Stated goal –
Return all of the data exactly as written, without the pictures.

--- Begin ---

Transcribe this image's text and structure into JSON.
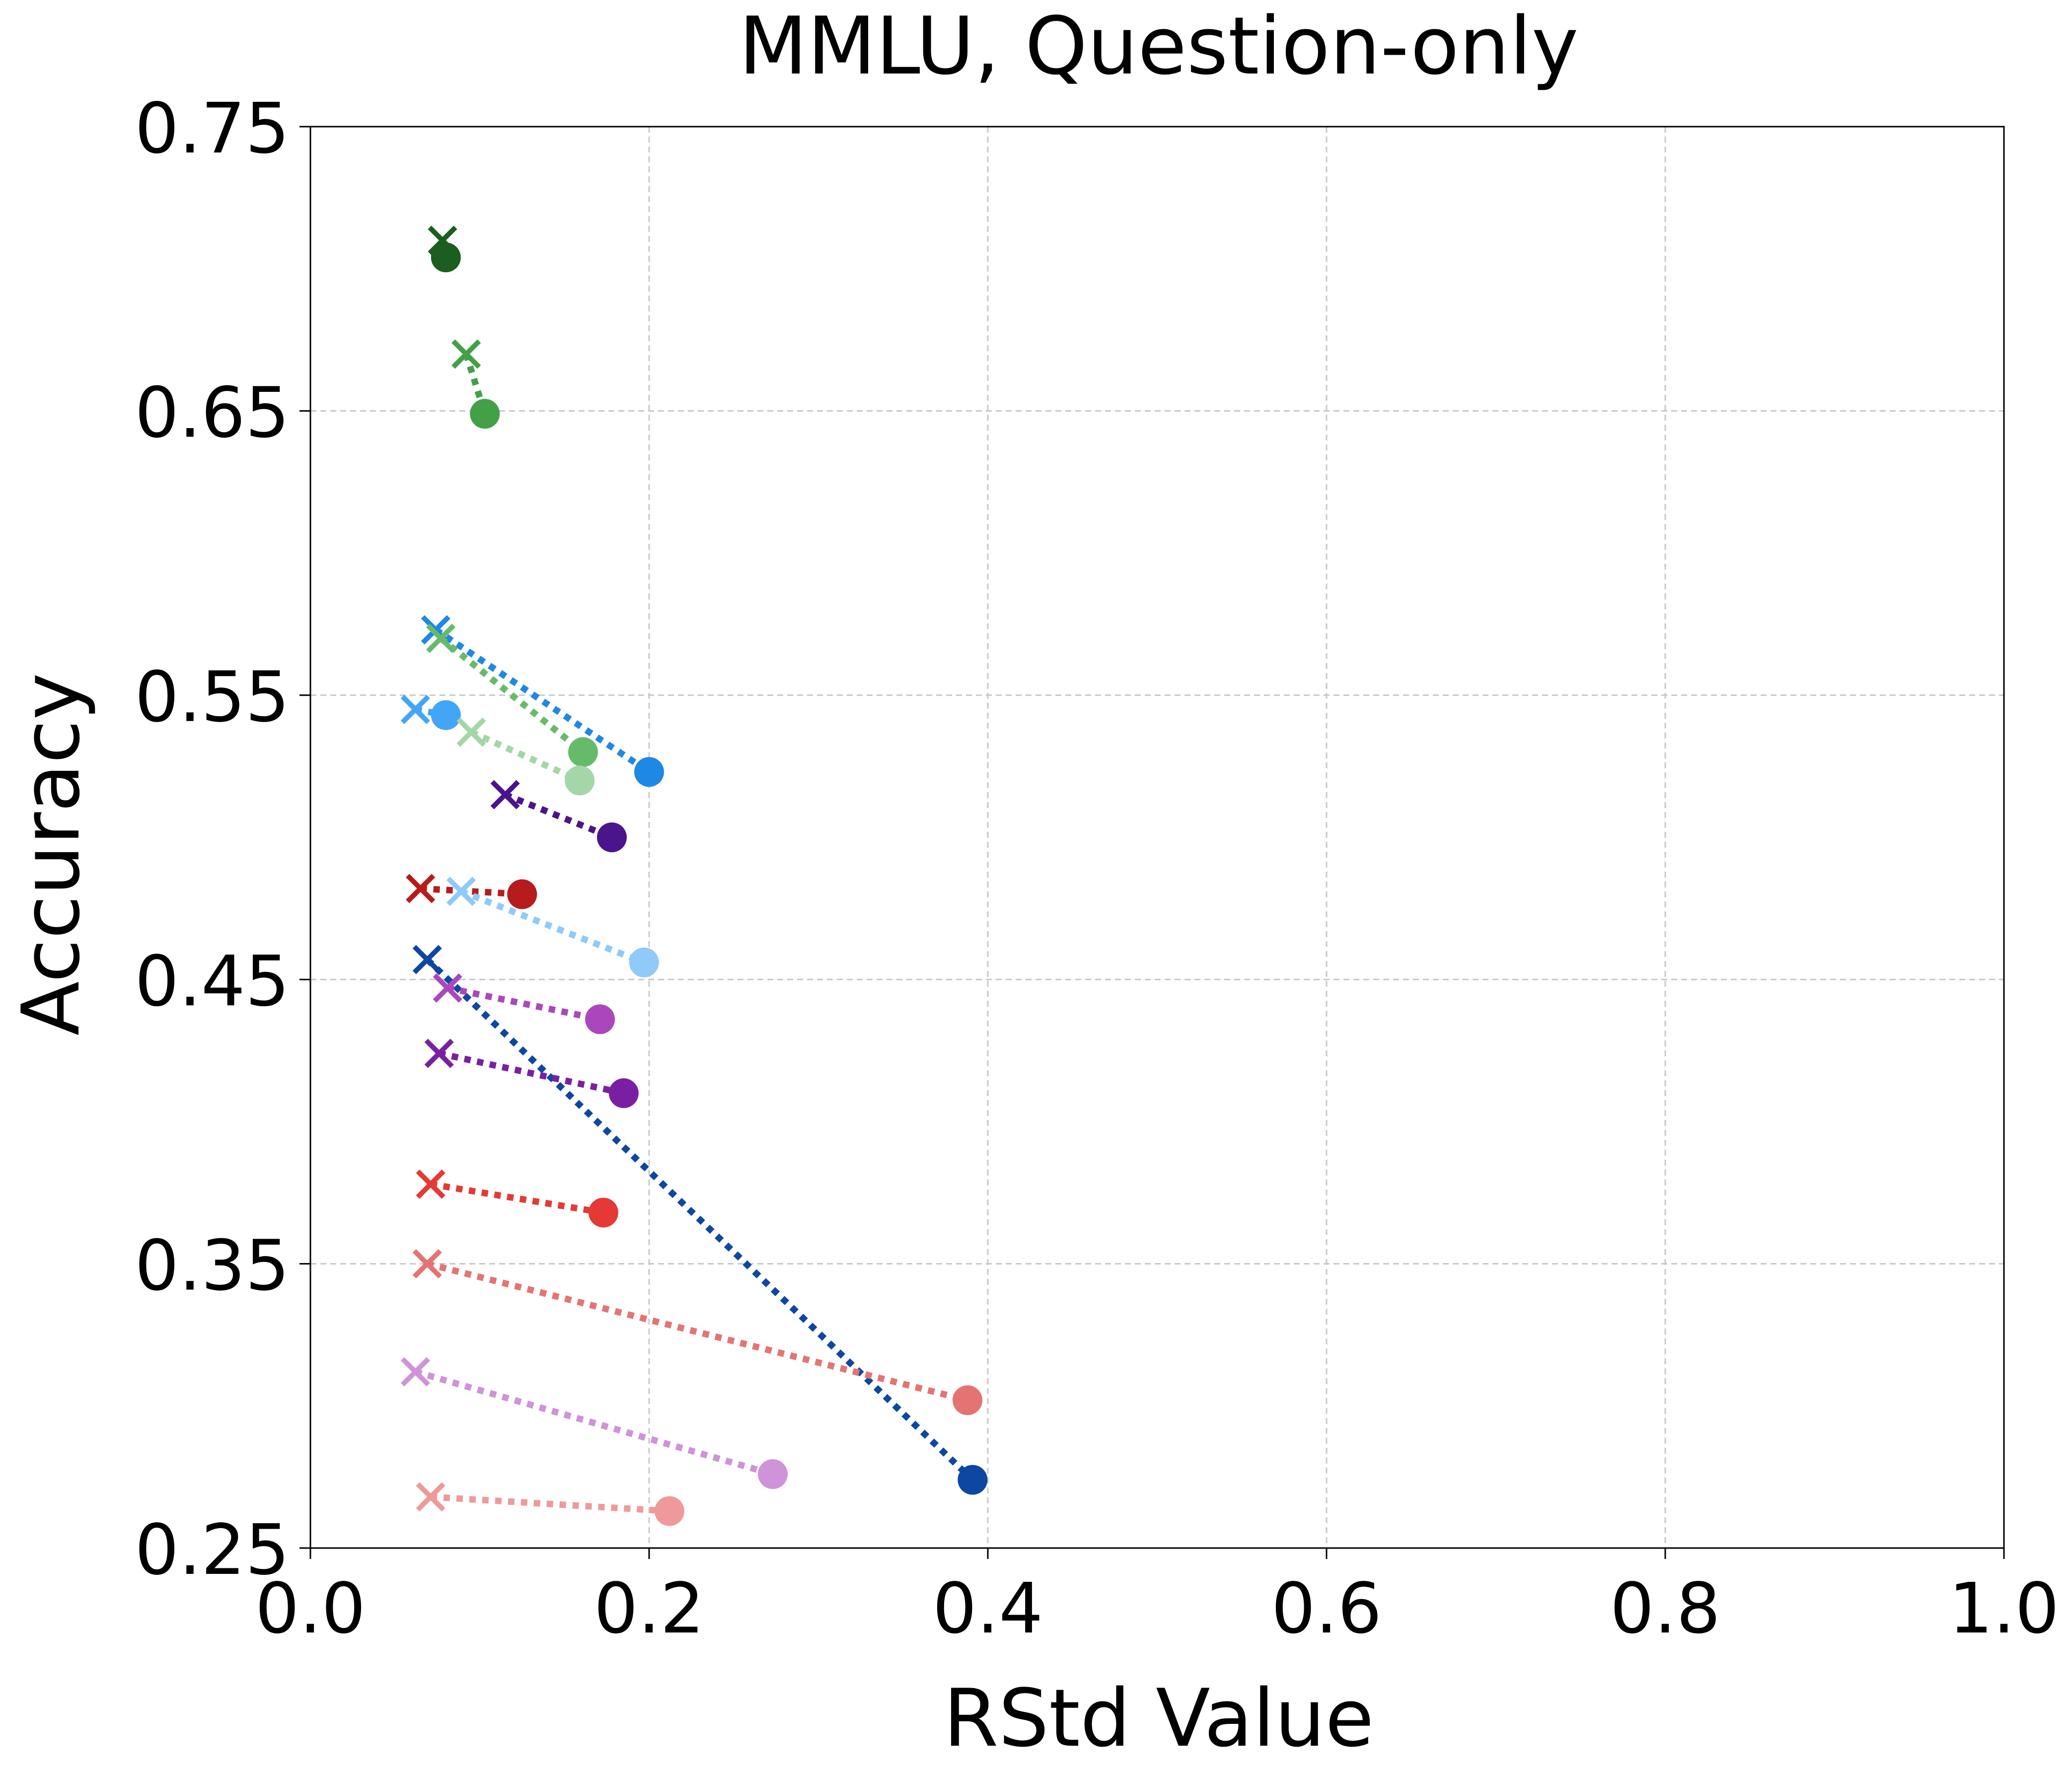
{
  "chart_data": {
    "type": "scatter",
    "title": "MMLU, Question-only",
    "xlabel": "RStd Value",
    "ylabel": "Accuracy",
    "xlim": [
      0.0,
      1.0
    ],
    "ylim": [
      0.25,
      0.75
    ],
    "xticks": [
      0.0,
      0.2,
      0.4,
      0.6,
      0.8,
      1.0
    ],
    "xtick_labels": [
      "0.0",
      "0.2",
      "0.4",
      "0.6",
      "0.8",
      "1.0"
    ],
    "yticks": [
      0.25,
      0.35,
      0.45,
      0.55,
      0.65,
      0.75
    ],
    "ytick_labels": [
      "0.25",
      "0.35",
      "0.45",
      "0.55",
      "0.65",
      "0.75"
    ],
    "grid": true,
    "legend": false,
    "markers": {
      "cross": "x",
      "dot": "o"
    },
    "series": [
      {
        "color": "#1b5e20",
        "x_values": [
          0.078,
          0.08
        ],
        "y_values": [
          0.71,
          0.704
        ]
      },
      {
        "color": "#43a047",
        "x_values": [
          0.092,
          0.103
        ],
        "y_values": [
          0.67,
          0.649
        ]
      },
      {
        "color": "#1e88e5",
        "x_values": [
          0.074,
          0.2
        ],
        "y_values": [
          0.573,
          0.523
        ]
      },
      {
        "color": "#66bb6a",
        "x_values": [
          0.077,
          0.161
        ],
        "y_values": [
          0.57,
          0.53
        ]
      },
      {
        "color": "#42a5f5",
        "x_values": [
          0.062,
          0.08
        ],
        "y_values": [
          0.545,
          0.543
        ]
      },
      {
        "color": "#a5d6a7",
        "x_values": [
          0.095,
          0.159
        ],
        "y_values": [
          0.537,
          0.52
        ]
      },
      {
        "color": "#4a148c",
        "x_values": [
          0.115,
          0.178
        ],
        "y_values": [
          0.515,
          0.5
        ]
      },
      {
        "color": "#b71c1c",
        "x_values": [
          0.065,
          0.125
        ],
        "y_values": [
          0.482,
          0.48
        ]
      },
      {
        "color": "#90caf9",
        "x_values": [
          0.089,
          0.197
        ],
        "y_values": [
          0.481,
          0.456
        ]
      },
      {
        "color": "#0d47a1",
        "x_values": [
          0.069,
          0.391
        ],
        "y_values": [
          0.457,
          0.274
        ]
      },
      {
        "color": "#ab47bc",
        "x_values": [
          0.081,
          0.171
        ],
        "y_values": [
          0.447,
          0.436
        ]
      },
      {
        "color": "#7b1fa2",
        "x_values": [
          0.076,
          0.185
        ],
        "y_values": [
          0.424,
          0.41
        ]
      },
      {
        "color": "#e53935",
        "x_values": [
          0.071,
          0.173
        ],
        "y_values": [
          0.378,
          0.368
        ]
      },
      {
        "color": "#e57373",
        "x_values": [
          0.069,
          0.388
        ],
        "y_values": [
          0.35,
          0.302
        ]
      },
      {
        "color": "#ce93d8",
        "x_values": [
          0.062,
          0.273
        ],
        "y_values": [
          0.312,
          0.276
        ]
      },
      {
        "color": "#ef9a9a",
        "x_values": [
          0.071,
          0.212
        ],
        "y_values": [
          0.268,
          0.263
        ]
      }
    ]
  }
}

--- End ---

Written solution –
Transcribe this image's text and structure into JSON.
{
  "chart_data": {
    "type": "scatter",
    "title": "MMLU, Question-only",
    "xlabel": "RStd Value",
    "ylabel": "Accuracy",
    "xlim": [
      0.0,
      1.0
    ],
    "ylim": [
      0.25,
      0.75
    ],
    "xticks": [
      0.0,
      0.2,
      0.4,
      0.6,
      0.8,
      1.0
    ],
    "xtick_labels": [
      "0.0",
      "0.2",
      "0.4",
      "0.6",
      "0.8",
      "1.0"
    ],
    "yticks": [
      0.25,
      0.35,
      0.45,
      0.55,
      0.65,
      0.75
    ],
    "ytick_labels": [
      "0.25",
      "0.35",
      "0.45",
      "0.55",
      "0.65",
      "0.75"
    ],
    "grid": true,
    "legend": false,
    "markers": {
      "cross": "x",
      "dot": "o"
    },
    "series": [
      {
        "color": "#1b5e20",
        "x_values": [
          0.078,
          0.08
        ],
        "y_values": [
          0.71,
          0.704
        ]
      },
      {
        "color": "#43a047",
        "x_values": [
          0.092,
          0.103
        ],
        "y_values": [
          0.67,
          0.649
        ]
      },
      {
        "color": "#1e88e5",
        "x_values": [
          0.074,
          0.2
        ],
        "y_values": [
          0.573,
          0.523
        ]
      },
      {
        "color": "#66bb6a",
        "x_values": [
          0.077,
          0.161
        ],
        "y_values": [
          0.57,
          0.53
        ]
      },
      {
        "color": "#42a5f5",
        "x_values": [
          0.062,
          0.08
        ],
        "y_values": [
          0.545,
          0.543
        ]
      },
      {
        "color": "#a5d6a7",
        "x_values": [
          0.095,
          0.159
        ],
        "y_values": [
          0.537,
          0.52
        ]
      },
      {
        "color": "#4a148c",
        "x_values": [
          0.115,
          0.178
        ],
        "y_values": [
          0.515,
          0.5
        ]
      },
      {
        "color": "#b71c1c",
        "x_values": [
          0.065,
          0.125
        ],
        "y_values": [
          0.482,
          0.48
        ]
      },
      {
        "color": "#90caf9",
        "x_values": [
          0.089,
          0.197
        ],
        "y_values": [
          0.481,
          0.456
        ]
      },
      {
        "color": "#0d47a1",
        "x_values": [
          0.069,
          0.391
        ],
        "y_values": [
          0.457,
          0.274
        ]
      },
      {
        "color": "#ab47bc",
        "x_values": [
          0.081,
          0.171
        ],
        "y_values": [
          0.447,
          0.436
        ]
      },
      {
        "color": "#7b1fa2",
        "x_values": [
          0.076,
          0.185
        ],
        "y_values": [
          0.424,
          0.41
        ]
      },
      {
        "color": "#e53935",
        "x_values": [
          0.071,
          0.173
        ],
        "y_values": [
          0.378,
          0.368
        ]
      },
      {
        "color": "#e57373",
        "x_values": [
          0.069,
          0.388
        ],
        "y_values": [
          0.35,
          0.302
        ]
      },
      {
        "color": "#ce93d8",
        "x_values": [
          0.062,
          0.273
        ],
        "y_values": [
          0.312,
          0.276
        ]
      },
      {
        "color": "#ef9a9a",
        "x_values": [
          0.071,
          0.212
        ],
        "y_values": [
          0.268,
          0.263
        ]
      }
    ]
  }
}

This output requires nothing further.